#### The task:
Find each line with "答谢中书书" and copy it.

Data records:
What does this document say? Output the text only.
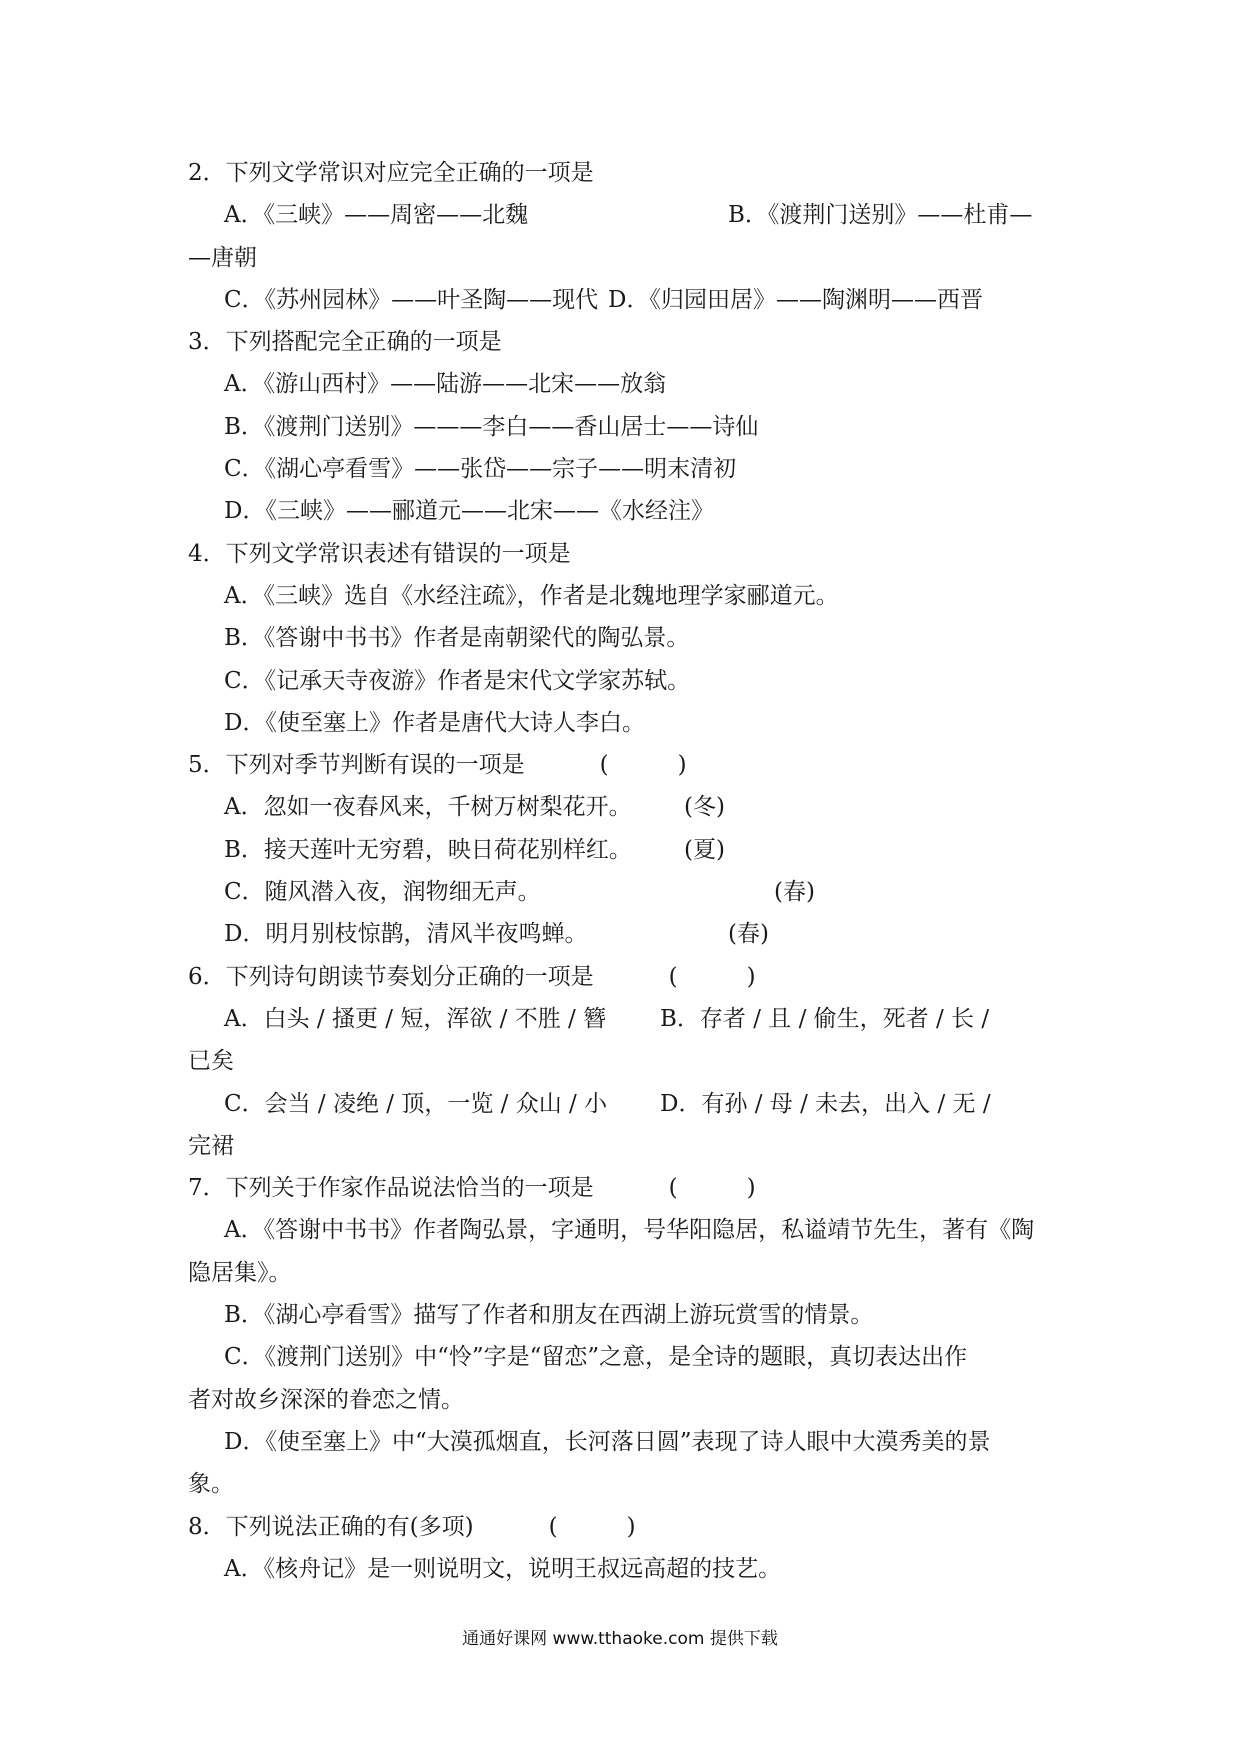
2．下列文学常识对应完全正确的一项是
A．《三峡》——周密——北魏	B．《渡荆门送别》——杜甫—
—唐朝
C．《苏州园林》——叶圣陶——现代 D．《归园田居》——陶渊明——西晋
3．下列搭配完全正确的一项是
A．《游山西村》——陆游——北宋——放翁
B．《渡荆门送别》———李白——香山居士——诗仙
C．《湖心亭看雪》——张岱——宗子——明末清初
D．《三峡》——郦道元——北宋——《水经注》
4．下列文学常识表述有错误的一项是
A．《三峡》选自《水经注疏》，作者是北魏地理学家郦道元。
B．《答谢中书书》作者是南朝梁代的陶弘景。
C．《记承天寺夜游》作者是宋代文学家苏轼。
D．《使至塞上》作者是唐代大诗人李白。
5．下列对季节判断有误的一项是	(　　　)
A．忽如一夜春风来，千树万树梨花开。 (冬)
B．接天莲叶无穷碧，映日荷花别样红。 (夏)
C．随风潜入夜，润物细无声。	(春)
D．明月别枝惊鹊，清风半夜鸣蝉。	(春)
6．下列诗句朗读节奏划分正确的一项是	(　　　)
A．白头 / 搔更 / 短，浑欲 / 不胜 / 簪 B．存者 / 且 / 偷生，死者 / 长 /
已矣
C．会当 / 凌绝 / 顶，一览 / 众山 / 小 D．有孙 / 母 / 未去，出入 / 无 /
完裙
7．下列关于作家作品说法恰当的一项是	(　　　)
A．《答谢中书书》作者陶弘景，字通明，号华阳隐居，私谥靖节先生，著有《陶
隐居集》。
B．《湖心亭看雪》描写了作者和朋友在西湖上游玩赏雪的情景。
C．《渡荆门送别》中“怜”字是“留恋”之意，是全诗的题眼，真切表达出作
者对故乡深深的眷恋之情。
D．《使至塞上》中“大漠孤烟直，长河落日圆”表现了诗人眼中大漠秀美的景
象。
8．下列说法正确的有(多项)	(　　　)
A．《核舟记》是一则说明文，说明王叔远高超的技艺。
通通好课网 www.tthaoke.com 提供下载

#### Answer in full:
B．《答谢中书书》作者是南朝梁代的陶弘景。
A．《答谢中书书》作者陶弘景，字通明，号华阳隐居，私谥靖节先生，著有《陶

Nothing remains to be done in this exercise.